What you are asked to do:
Locate the word "groundwater" in the data below, then copy every line that holds it.

Data in this exercise:

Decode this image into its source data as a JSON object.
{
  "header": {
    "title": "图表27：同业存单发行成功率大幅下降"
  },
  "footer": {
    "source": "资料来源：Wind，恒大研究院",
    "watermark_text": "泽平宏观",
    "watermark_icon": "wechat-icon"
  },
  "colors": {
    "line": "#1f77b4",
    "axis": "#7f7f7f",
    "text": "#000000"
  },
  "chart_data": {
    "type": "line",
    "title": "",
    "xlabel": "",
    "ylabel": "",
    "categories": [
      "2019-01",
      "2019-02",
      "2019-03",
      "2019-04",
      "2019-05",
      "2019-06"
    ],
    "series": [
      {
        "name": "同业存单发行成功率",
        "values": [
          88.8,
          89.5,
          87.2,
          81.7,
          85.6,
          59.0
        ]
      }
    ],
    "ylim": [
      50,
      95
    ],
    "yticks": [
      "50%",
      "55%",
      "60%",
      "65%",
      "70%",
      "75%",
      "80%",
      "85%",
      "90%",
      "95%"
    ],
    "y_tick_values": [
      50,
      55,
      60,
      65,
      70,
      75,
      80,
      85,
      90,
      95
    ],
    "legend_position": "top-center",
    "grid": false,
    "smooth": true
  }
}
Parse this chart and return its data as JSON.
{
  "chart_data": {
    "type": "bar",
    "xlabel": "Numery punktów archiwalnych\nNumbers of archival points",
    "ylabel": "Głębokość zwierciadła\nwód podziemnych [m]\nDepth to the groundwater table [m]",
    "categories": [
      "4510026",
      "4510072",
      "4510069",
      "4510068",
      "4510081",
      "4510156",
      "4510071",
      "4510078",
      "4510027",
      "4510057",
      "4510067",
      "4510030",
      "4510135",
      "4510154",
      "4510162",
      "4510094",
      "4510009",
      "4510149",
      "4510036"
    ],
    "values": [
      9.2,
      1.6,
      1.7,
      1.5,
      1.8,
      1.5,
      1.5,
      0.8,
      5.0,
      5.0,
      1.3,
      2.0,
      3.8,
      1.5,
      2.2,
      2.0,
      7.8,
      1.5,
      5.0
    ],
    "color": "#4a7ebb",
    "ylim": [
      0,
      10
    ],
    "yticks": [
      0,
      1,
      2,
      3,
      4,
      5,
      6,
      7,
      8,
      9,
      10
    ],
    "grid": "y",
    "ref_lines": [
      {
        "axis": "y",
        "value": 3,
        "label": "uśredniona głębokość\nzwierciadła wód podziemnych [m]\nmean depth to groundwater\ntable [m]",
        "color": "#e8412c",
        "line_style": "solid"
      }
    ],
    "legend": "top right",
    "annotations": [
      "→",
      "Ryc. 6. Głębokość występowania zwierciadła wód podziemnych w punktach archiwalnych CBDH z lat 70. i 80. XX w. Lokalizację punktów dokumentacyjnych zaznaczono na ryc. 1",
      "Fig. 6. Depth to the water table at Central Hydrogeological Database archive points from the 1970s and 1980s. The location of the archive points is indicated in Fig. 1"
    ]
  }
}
---
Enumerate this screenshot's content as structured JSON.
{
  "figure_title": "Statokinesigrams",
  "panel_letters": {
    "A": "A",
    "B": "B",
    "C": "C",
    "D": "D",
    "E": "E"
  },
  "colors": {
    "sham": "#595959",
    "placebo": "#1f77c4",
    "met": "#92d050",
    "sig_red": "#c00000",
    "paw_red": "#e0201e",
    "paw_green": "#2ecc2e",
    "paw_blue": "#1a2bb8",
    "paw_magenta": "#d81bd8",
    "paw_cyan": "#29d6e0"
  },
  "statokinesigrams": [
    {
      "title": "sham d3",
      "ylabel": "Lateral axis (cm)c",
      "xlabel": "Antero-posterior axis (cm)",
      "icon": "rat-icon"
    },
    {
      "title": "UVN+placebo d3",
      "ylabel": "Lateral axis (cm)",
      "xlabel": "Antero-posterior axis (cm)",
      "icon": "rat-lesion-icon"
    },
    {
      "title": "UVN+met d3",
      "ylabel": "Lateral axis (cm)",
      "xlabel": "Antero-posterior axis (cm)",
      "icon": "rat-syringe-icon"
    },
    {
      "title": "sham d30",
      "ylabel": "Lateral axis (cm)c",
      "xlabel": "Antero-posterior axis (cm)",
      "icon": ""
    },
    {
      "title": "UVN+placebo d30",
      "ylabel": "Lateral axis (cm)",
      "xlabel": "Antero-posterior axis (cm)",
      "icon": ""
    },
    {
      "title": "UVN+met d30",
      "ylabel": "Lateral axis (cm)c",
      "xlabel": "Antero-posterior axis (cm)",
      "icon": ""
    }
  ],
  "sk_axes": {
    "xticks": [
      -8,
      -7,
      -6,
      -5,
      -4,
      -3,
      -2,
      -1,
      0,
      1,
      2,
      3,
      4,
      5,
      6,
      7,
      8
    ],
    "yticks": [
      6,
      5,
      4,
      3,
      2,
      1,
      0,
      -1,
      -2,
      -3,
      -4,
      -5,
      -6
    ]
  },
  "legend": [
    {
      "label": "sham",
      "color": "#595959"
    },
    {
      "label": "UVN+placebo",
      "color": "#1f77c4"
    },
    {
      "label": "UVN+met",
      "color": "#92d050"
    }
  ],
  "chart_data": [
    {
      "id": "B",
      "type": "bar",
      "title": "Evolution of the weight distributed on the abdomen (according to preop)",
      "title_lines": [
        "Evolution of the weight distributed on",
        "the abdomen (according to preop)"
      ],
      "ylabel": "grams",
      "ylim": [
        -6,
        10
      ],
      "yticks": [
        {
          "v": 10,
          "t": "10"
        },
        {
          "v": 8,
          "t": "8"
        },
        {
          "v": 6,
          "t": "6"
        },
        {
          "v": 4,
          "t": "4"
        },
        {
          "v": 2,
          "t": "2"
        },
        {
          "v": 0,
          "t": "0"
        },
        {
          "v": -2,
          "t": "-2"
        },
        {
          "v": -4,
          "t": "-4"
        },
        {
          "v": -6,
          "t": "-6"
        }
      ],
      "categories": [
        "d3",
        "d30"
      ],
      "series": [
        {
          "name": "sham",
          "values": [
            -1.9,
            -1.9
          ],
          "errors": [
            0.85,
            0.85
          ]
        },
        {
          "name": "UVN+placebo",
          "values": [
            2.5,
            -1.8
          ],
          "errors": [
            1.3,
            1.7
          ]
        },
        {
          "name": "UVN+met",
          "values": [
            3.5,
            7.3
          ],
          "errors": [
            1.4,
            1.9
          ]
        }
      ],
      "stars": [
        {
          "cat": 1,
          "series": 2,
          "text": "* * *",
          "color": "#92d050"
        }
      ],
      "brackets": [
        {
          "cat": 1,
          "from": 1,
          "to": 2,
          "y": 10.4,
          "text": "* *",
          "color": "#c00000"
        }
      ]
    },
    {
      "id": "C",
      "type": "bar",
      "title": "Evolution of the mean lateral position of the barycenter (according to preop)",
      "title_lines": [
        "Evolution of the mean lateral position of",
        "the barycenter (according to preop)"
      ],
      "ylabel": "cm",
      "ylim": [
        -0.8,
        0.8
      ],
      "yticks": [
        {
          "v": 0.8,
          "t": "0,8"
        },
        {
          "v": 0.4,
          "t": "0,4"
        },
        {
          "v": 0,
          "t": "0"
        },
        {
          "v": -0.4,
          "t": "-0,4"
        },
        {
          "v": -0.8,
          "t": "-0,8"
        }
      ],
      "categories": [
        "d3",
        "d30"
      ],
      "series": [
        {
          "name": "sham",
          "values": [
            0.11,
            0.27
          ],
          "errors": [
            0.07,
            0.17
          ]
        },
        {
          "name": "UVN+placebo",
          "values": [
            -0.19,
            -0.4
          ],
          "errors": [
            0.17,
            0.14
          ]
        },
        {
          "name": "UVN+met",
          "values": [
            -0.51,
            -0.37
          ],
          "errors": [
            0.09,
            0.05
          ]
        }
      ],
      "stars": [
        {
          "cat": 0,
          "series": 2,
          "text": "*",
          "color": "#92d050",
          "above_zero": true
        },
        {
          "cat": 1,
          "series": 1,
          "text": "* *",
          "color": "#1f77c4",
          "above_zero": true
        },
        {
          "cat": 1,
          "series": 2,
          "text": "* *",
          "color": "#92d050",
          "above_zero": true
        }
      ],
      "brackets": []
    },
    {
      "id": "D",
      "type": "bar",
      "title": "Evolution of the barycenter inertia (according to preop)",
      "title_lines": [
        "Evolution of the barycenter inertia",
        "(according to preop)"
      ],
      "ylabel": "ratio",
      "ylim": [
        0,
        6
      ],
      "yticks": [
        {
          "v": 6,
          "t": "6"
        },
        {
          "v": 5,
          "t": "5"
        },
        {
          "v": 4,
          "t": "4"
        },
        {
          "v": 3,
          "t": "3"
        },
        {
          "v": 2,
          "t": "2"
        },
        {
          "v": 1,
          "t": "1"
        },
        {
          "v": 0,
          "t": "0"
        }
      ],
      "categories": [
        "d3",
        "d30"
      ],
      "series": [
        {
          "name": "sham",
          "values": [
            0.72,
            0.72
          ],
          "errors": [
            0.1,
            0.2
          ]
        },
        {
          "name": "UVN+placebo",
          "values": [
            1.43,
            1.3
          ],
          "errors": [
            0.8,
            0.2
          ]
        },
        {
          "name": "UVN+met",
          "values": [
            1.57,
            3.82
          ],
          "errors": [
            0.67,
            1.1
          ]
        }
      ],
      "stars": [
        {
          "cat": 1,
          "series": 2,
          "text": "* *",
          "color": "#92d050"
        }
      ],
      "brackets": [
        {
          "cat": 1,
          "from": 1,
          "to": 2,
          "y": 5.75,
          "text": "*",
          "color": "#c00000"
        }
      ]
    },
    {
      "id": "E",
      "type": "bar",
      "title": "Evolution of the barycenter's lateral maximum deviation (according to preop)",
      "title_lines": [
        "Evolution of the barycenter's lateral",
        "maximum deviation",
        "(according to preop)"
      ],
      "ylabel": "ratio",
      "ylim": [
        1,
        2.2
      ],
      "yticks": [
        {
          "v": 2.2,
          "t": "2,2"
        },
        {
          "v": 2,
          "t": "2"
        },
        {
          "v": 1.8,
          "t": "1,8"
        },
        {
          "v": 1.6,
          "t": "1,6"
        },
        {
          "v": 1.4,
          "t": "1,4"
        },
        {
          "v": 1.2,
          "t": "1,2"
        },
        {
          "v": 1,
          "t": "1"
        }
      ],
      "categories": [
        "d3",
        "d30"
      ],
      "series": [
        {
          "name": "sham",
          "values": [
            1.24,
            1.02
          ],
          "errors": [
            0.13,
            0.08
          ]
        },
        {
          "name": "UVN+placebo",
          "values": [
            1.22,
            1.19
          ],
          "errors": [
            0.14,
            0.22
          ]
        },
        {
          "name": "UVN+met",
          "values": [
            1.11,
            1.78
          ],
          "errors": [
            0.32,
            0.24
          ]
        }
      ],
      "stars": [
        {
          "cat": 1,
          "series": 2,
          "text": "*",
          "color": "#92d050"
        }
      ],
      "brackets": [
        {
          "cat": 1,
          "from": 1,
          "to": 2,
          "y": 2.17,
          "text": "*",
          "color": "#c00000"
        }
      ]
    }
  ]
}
* * *
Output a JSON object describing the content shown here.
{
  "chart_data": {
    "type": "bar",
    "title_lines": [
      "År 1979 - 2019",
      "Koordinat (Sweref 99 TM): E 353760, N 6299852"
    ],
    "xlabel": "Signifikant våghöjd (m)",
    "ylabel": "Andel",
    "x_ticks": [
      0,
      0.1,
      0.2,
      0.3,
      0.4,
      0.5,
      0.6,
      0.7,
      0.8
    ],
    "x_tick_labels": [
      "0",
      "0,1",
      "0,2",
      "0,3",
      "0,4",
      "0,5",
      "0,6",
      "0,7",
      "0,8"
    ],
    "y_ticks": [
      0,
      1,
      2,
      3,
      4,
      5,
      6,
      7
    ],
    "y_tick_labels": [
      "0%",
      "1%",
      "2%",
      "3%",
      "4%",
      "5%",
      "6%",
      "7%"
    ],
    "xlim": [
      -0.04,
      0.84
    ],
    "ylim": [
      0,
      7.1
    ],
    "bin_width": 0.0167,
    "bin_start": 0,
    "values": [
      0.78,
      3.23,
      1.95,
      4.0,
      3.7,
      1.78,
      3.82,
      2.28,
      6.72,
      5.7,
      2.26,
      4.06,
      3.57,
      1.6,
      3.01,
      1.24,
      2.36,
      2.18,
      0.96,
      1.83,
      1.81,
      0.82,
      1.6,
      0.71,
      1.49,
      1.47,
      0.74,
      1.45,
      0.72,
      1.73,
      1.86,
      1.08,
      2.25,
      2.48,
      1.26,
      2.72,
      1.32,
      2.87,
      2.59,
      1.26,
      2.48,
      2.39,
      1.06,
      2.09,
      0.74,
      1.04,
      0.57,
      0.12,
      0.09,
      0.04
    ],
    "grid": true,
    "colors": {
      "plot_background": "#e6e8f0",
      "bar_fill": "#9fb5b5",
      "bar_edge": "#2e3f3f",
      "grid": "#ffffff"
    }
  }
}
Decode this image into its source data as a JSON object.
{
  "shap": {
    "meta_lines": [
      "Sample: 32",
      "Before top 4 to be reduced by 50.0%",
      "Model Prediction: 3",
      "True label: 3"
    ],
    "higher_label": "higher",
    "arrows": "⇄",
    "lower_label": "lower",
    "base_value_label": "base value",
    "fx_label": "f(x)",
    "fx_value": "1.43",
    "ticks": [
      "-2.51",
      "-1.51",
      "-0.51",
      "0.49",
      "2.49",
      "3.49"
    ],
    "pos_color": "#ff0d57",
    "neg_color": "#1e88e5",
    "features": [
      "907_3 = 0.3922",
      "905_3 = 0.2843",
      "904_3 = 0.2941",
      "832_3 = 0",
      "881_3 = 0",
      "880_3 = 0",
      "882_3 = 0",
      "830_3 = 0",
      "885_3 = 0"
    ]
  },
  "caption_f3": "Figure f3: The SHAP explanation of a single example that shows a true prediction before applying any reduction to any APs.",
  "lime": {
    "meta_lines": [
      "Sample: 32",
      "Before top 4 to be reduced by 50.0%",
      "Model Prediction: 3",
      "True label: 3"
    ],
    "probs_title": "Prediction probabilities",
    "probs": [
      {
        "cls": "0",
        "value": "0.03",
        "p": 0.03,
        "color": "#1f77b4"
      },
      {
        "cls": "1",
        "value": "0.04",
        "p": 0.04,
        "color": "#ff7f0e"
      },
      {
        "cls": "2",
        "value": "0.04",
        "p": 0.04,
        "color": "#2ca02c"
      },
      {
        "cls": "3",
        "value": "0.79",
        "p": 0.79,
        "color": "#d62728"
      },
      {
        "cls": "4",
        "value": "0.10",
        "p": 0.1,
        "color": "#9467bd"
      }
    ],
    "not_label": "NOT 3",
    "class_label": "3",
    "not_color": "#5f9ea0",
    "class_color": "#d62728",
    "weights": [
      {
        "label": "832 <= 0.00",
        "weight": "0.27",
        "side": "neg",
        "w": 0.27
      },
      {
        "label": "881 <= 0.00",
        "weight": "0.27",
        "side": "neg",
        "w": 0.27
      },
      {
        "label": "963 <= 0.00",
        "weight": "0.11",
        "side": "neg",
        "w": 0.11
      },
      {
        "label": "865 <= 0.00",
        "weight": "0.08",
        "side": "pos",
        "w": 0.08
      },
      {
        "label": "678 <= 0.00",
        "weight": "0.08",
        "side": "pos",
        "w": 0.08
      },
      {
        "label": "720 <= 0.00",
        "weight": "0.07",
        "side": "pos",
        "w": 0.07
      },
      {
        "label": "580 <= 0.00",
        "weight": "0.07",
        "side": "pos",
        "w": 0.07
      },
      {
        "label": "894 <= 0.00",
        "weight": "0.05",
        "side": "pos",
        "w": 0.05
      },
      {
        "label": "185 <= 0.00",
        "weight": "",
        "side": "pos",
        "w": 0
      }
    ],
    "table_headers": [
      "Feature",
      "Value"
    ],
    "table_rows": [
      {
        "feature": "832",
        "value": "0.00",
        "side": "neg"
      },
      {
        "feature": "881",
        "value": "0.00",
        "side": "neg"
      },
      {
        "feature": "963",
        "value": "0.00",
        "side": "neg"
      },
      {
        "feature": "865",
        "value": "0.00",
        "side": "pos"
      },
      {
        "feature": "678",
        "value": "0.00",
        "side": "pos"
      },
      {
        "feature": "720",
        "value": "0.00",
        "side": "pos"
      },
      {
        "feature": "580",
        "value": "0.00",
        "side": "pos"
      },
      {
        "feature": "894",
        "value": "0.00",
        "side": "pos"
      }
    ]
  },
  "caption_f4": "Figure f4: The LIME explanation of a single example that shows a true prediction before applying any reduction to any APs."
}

Result of this exercise:
    "ylabel": "Głębokość zwierciadła\nwód podziemnych [m]\nDepth to the groundwater table [m]",
        "label": "uśredniona głębokość\nzwierciadła wód podziemnych [m]\nmean depth to groundwater\ntable [m]",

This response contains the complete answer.